Aim of the task: Copy out the lines that include the word "třetí".

Supplied entries:
——————

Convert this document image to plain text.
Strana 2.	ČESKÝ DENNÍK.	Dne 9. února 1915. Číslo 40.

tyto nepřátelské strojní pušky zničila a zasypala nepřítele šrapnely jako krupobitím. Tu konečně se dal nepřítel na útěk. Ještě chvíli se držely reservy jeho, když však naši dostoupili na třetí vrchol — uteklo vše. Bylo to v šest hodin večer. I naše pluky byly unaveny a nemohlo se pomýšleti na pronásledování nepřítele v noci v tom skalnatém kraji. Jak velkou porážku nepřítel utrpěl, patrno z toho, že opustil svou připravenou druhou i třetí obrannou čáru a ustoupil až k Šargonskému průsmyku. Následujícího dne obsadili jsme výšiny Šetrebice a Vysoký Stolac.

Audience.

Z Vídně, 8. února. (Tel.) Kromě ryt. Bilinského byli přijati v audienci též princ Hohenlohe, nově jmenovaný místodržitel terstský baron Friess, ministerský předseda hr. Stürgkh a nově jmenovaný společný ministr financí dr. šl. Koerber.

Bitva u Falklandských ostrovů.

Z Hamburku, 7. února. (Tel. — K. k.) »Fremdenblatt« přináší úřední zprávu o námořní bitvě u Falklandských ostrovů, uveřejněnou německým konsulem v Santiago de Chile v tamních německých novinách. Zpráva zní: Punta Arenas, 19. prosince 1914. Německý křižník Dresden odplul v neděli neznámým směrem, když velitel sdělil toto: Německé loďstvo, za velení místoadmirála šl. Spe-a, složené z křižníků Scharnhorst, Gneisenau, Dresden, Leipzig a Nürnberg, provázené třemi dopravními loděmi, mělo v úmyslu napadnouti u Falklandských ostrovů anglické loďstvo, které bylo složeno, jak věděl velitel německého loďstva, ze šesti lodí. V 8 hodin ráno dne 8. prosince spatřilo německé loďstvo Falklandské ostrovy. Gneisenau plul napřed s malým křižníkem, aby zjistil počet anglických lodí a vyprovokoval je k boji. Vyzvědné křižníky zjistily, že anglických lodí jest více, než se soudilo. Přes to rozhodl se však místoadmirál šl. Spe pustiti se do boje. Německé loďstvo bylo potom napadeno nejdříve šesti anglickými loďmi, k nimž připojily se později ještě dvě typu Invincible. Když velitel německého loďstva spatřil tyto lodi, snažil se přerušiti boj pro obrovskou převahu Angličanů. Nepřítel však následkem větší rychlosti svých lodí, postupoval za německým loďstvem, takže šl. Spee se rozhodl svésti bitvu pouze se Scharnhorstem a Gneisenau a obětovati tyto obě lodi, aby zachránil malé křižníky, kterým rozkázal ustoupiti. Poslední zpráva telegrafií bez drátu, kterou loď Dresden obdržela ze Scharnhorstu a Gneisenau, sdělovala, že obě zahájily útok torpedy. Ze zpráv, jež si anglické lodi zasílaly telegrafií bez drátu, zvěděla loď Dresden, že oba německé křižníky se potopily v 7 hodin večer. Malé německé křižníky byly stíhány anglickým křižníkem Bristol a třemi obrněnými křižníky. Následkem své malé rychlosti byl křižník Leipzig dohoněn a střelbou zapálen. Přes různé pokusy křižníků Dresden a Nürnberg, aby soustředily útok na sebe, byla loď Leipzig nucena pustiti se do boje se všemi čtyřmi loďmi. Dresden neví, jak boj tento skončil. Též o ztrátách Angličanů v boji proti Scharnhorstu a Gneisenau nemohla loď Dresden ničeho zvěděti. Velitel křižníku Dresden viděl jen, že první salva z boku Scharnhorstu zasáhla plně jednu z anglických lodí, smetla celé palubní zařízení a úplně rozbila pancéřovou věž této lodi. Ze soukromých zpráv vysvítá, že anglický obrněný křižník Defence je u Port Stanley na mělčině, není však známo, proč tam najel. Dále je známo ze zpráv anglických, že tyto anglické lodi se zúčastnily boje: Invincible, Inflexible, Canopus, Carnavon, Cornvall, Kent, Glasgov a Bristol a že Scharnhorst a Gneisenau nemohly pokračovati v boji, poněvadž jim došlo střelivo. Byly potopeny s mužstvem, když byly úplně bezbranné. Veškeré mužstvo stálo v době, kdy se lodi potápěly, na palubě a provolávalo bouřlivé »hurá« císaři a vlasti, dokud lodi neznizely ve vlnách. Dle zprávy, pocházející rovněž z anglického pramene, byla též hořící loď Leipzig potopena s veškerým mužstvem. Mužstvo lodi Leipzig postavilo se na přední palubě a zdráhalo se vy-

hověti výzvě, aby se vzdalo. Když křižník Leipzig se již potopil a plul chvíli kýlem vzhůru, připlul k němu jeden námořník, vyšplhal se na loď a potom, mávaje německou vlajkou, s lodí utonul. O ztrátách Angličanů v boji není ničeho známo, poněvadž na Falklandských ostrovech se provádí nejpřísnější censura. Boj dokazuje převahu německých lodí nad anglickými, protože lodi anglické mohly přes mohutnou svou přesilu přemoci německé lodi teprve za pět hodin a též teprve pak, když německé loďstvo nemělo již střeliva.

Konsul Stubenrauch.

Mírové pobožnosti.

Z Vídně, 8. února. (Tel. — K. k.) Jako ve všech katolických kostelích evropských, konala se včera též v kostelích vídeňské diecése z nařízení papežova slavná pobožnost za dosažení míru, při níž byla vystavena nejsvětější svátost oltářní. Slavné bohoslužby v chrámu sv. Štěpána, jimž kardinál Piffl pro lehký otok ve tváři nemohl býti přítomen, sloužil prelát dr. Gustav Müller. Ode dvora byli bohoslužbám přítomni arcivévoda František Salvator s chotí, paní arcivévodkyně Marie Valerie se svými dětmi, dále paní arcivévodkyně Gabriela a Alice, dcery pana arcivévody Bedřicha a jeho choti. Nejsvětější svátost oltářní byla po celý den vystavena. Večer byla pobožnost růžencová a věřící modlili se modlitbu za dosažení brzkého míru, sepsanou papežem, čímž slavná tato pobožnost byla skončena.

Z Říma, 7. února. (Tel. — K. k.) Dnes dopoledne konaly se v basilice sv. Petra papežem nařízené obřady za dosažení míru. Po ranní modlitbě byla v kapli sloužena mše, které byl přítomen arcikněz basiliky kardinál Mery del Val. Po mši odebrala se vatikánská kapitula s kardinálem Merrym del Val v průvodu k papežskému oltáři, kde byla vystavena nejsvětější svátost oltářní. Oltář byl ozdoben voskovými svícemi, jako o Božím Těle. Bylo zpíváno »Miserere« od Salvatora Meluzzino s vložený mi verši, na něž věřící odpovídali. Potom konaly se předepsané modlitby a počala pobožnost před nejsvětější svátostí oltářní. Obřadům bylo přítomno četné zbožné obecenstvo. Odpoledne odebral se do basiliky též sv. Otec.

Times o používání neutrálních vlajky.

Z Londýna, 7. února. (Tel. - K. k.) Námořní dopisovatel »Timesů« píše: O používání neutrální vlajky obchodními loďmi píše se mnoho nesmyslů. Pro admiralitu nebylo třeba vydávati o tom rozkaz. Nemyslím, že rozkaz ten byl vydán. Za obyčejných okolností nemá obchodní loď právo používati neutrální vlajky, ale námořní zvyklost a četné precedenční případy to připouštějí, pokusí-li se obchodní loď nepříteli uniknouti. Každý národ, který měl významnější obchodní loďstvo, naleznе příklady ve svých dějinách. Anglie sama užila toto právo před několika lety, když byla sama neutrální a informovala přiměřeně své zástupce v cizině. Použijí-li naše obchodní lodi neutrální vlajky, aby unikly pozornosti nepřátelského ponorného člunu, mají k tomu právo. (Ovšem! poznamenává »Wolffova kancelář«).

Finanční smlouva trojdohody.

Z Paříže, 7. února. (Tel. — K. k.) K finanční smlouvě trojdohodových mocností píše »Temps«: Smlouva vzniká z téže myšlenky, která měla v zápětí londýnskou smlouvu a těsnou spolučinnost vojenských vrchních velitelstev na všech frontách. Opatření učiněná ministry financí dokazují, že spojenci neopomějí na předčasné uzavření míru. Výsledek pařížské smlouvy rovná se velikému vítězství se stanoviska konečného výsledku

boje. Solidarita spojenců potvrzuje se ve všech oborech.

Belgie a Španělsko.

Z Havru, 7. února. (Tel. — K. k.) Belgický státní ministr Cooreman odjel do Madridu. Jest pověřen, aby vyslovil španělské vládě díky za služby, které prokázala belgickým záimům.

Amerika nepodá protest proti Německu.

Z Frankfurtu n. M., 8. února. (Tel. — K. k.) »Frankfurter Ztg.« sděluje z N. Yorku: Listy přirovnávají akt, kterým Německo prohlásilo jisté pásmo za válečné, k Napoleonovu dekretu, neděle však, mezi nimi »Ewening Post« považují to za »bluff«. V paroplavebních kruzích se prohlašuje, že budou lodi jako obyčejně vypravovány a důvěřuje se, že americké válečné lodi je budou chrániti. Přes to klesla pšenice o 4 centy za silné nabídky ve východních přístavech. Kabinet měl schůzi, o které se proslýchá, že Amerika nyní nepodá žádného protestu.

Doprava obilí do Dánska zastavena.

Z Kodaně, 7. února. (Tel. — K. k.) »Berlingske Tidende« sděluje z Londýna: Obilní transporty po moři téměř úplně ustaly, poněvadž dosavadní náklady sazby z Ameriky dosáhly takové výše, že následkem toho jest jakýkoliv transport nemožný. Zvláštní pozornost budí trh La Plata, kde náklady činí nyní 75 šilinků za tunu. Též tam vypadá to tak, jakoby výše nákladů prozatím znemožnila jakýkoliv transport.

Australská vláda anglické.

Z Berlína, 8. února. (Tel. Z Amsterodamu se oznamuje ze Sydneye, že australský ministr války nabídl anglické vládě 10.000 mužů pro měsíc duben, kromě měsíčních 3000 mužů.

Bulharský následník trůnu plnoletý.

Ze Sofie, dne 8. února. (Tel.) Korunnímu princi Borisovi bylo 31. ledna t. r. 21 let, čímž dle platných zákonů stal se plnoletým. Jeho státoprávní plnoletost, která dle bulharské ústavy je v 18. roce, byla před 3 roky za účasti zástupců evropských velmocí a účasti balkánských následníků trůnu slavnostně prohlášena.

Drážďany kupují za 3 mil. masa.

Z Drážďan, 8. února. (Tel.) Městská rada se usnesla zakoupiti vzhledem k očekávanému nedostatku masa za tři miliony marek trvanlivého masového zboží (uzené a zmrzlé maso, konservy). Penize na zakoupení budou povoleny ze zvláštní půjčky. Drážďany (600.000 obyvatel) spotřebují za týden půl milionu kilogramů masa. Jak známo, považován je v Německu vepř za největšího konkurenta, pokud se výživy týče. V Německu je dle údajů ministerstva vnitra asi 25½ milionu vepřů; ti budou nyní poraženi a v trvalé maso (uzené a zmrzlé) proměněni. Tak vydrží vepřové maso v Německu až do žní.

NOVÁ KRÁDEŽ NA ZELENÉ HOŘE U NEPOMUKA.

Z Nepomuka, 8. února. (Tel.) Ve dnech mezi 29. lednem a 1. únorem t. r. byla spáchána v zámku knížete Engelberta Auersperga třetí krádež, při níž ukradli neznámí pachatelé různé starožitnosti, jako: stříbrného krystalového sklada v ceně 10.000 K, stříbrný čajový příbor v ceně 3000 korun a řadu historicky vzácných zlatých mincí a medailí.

——————

Answer to this task:
tyto nepřátelské strojní pušky zničila a zasypala nepřítele šrapnely jako krupobitím. Tu konečně se dal nepřítel na útěk. Ještě chvíli se držely reservy jeho, když však naši dostoupili na třetí vrchol — uteklo vše. Bylo to v šest hodin večer. I naše pluky byly unaveny a nemohlo se pomýšleti na pronásledování nepřítele v noci v tom skalnatém kraji. Jak velkou porážku nepřítel utrpěl, patrno z toho, že opustil svou připravenou druhou i třetí obrannou čáru a ustoupil až k Šargonskému průsmyku. Následujícího dne obsadili jsme výšiny Šetrebice a Vysoký Stolac.
Z Nepomuka, 8. února. (Tel.) Ve dnech mezi 29. lednem a 1. únorem t. r. byla spáchána v zámku knížete Engelberta Auersperga třetí krádež, při níž ukradli neznámí pachatelé různé starožitnosti, jako: stříbrného krystalového sklada v ceně 10.000 K, stříbrný čajový příbor v ceně 3000 korun a řadu historicky vzácných zlatých mincí a medailí.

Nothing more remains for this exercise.